Гордыня – огромный грех двух последних веков. Человеческий интеллект, упоенный своими достижениями, дошел до того, что стал игнорировать требования реальности и презирать родовые традиции. В итоге он, словно личинка перед превращением в куколку, закрывается в своем, им же порожденном детерминизме, в им же сотканной тюрьме, и подчиняется им же созданным монстрам. С замечательным воодушевлением и энергией Честертон попытался примирить разум и традиции. Он выступил в качестве необходимого противовеса Уэллсу и Шоу, и, как сам замечал с улыбкой, противовеса довольно массивного, а значит, и действенного.
Его можно упрекнуть в том, что иногда он становился жертвой собственной виртуозности. Подобно тому как физик выводит симметричные формулы, a из них мировые законы, ибо Бог – геометр, Честертон, заостряя парадоксы, создает образ реальности, ибо реальность – это сумма парадоксов. Но жонглирование формулами иногда утомляет читателя, который начинает испытывать нечто вроде интеллектуального недомогания. Он видит, насколько Честертон блестящ, но уже не воспринимает его глубину. За пируэтами его фраз иногда скрыта обычная жизнь, которую Честертон хотел заставить нас полюбить, но у Диккенса или Толстого она сквозит в каждой фразе. В своих романах Честертон достигает интеллектуального блеска, но им не хватает жизни, что важно для писателя, который намеревался привести нас от рациональности к реальности. Даже в «Ортодоксии», когда нас перестает слепить блеск формы, мы можем разглядеть изящную структуру его доктрины.
К Честертону применимо то, что он сам сказал о Диккенсе. Некоторые критики утверждали, что Диккенсу не хватает разнообразия. Словно посетители зоопарка, которые, глядя на бегемота, думают, что эти гигантские животные были бы совершеннее, будь они немного иными. Но бегемот и слон – это реальность. Диккенс и Честертон – тоже реальность. Без парадоксов и острот, без головокружительных виражей авторских пассажей, возможно, его философия была бы понятнее, но он уже не был бы Честертоном. Многие считали, что его нельзя воспринимать всерьез, потому что он пишет весело; но, в сущности, он веселился, потому что писал всерьез. Он был уверен в своей правоте, поэтому позволял себе шутить. Тираны и пессимисты обычно испытывают страх. Уверенность порождает спокойствие.
Во времена болезненного рационализма Честертон напоминал людям, что разум – замечательный инструмент, но инструменту требуется материал, и если окружающий мир не станет предметом приложения разума, то разум останется бесплодным. Притча, которую Честертон излагает, объясняя теорию Браунинга о вселенной, также может объяснить его собственную теорию.
«Теорию Браунинга о вселенной лучше всего выражает старинная и глубокомысленная притча о пяти слепцах, оказавшихся возле слона. Один из них трогает хобот и утверждает, что слон – это разновидность змеи. Другой ощупывает его ногу и готов биться об заклад, что слон – подобие дерева. Если человек обопрется на слона, то будет воспринимать его как стену. Для того, кто схватит слона за хвост, это канат; тот, кто возьмется за бивни, будет уверять, что держит опасное копье. В этом вся философия Браунинга. Он так сильно отличается от декадентствующих психологов и импрессионистов, что полагает: пусть слепые узнали совсем немного о слоне, но от этого тот не перестает быть слоном, живым и настоящим».
Для Честертона, как и для Браунинга, за всеми теориями, воздвигнутыми интеллектом, столь же различными между собой, как и представления слепых о слоне, стоит незыблемая, чудесная вселенная. Честертон помогает нам глубже укорениться в этой вселенной и не дать ветрам нашего разума оторвать нас от земли ради коротких и дивных полетов, за которыми непременно последуют падения.

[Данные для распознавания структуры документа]
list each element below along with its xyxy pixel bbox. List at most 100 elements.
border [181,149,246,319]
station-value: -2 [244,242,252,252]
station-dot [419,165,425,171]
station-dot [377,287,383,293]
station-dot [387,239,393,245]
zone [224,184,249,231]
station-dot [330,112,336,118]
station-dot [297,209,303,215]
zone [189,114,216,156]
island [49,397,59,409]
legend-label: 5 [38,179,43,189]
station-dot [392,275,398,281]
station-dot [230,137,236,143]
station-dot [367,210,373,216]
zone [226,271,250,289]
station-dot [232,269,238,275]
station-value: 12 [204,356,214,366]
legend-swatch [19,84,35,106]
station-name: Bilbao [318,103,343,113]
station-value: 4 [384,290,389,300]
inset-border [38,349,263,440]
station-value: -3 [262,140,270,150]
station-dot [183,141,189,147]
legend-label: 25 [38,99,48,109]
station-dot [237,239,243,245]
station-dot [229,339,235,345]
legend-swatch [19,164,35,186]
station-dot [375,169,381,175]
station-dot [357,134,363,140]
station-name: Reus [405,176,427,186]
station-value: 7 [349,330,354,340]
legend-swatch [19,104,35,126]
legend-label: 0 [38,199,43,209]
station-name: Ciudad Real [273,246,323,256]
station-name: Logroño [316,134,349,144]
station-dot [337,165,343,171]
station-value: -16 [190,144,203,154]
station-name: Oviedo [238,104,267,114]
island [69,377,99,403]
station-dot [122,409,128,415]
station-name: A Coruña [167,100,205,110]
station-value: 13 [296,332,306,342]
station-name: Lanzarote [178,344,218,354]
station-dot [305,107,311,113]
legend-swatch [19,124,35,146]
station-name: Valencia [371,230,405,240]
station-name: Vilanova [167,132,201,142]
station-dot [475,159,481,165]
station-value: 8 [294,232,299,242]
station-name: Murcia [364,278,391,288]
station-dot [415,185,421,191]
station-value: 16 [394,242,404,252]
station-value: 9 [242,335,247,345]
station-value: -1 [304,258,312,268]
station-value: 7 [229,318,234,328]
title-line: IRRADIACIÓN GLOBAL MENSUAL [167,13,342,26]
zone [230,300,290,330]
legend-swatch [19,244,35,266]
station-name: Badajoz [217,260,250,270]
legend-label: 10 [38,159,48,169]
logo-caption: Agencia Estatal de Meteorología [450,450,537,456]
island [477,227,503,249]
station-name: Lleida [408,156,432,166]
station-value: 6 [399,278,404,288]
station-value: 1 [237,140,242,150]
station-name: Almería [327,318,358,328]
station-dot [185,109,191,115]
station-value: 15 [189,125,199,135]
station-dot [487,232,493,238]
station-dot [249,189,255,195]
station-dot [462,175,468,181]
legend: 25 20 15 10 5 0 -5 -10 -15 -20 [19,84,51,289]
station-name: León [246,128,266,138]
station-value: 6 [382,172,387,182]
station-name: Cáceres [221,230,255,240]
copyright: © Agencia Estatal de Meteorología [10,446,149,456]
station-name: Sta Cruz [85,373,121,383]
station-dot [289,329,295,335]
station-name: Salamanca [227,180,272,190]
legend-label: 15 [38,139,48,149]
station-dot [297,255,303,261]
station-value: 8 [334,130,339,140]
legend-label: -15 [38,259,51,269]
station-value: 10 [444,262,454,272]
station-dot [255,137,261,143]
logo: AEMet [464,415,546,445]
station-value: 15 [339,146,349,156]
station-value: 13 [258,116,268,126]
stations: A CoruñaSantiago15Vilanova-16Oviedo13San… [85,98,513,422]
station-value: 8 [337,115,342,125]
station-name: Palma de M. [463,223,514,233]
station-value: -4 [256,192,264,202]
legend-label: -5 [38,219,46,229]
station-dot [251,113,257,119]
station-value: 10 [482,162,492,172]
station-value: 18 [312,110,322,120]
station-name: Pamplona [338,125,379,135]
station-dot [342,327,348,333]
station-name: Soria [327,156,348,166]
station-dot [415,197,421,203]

Что нужно сделать:
Продублируйте без изменений фрагмент текста о Честертоне: всё от слов «Во времена болезненного» и ниже, вплоть до слов «его собственную теорию.» включительно. Записи взяты из другого источника.

Поле ответа:
Во времена болезненного рационализма Честертон напоминал людям, что разум – замечательный инструмент, но инструменту требуется материал, и если окружающий мир не станет предметом приложения разума, то разум останется бесплодным. Притча, которую Честертон излагает, объясняя теорию Браунинга о вселенной, также может объяснить его собственную теорию.